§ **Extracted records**

⁂

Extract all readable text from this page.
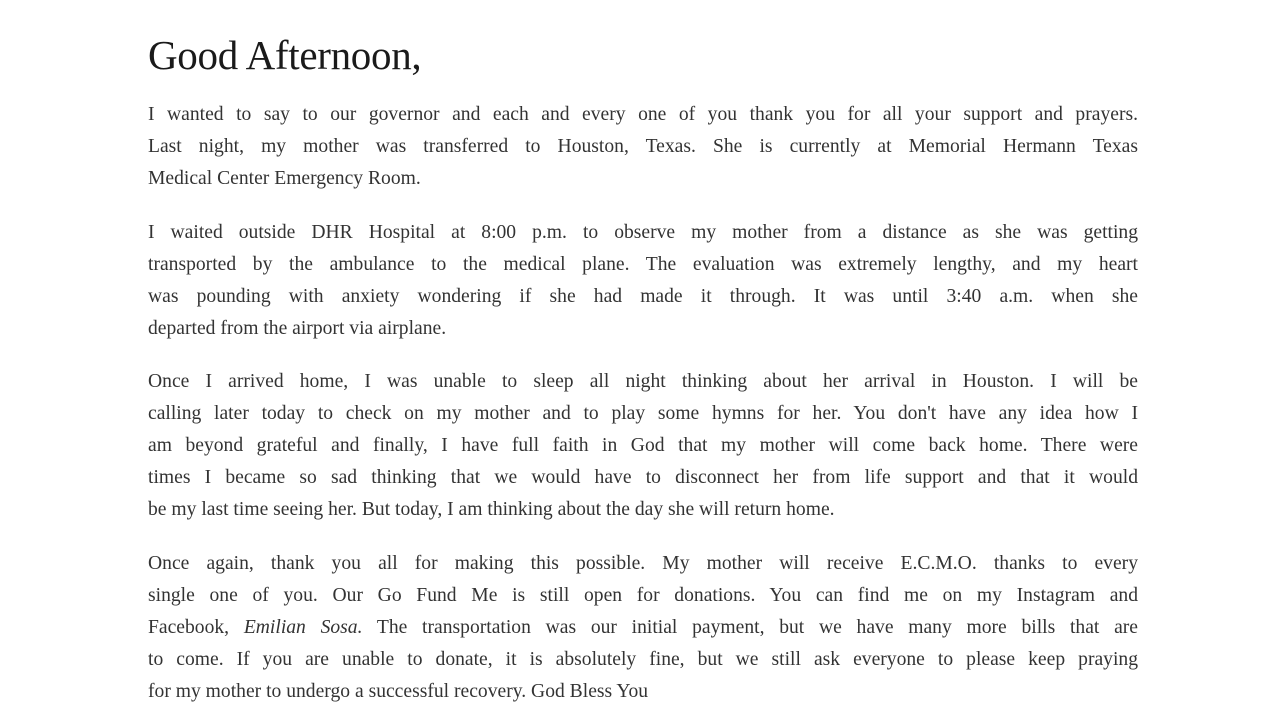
Good Afternoon,

I wanted to say to our governor and each and every one of you thank you for all your support and prayers.
Last night, my mother was transferred to Houston, Texas. She is currently at Memorial Hermann Texas
Medical Center Emergency Room.

I waited outside DHR Hospital at 8:00 p.m. to observe my mother from a distance as she was getting
transported by the ambulance to the medical plane. The evaluation was extremely lengthy, and my heart
was pounding with anxiety wondering if she had made it through. It was until 3:40 a.m. when she
departed from the airport via airplane.

Once I arrived home, I was unable to sleep all night thinking about her arrival in Houston. I will be
calling later today to check on my mother and to play some hymns for her. You don't have any idea how I
am beyond grateful and finally, I have full faith in God that my mother will come back home. There were
times I became so sad thinking that we would have to disconnect her from life support and that it would
be my last time seeing her. But today, I am thinking about the day she will return home.

Once again, thank you all for making this possible. My mother will receive E.C.M.O. thanks to every
single one of you. Our Go Fund Me is still open for donations. You can find me on my Instagram and
Facebook, Emilian Sosa. The transportation was our initial payment, but we have many more bills that are
to come. If you are unable to donate, it is absolutely fine, but we still ask everyone to please keep praying
for my mother to undergo a successful recovery. God Bless You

⁂

§ **Task requirements**
Review the material and copy each line in which the word "Houston" appears.

§ **The reply**
Last night, my mother was transferred to Houston, Texas. She is currently at Memorial Hermann Texas
Once I arrived home, I was unable to sleep all night thinking about her arrival in Houston. I will be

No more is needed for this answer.